- WHAT NEEDS TO BE DONE -
Return each line of the records holding the string "corruption".

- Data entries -
==========
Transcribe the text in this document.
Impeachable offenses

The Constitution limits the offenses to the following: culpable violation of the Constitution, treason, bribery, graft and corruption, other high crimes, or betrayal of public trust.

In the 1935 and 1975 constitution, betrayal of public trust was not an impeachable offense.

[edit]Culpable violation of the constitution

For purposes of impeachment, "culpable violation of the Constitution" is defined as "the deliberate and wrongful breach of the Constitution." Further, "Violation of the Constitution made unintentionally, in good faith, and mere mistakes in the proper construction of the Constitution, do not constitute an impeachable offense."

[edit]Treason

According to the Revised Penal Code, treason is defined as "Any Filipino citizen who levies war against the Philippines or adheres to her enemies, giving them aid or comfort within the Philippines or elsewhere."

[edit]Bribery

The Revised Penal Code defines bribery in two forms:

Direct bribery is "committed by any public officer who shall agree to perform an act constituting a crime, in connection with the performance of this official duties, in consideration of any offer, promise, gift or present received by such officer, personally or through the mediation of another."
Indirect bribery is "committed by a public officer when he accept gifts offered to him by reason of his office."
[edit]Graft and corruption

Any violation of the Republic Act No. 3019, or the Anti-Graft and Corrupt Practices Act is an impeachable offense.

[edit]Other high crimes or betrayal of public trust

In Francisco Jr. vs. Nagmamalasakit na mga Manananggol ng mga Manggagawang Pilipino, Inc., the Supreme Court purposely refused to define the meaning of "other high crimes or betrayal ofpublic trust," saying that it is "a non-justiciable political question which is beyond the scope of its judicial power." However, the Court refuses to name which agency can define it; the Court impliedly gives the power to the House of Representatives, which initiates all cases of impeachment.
==========
- EXERCISE ANSWER -
The Constitution limits the offenses to the following: culpable violation of the Constitution, treason, bribery, graft and corruption, other high crimes, or betrayal of public trust.
[edit]Graft and corruption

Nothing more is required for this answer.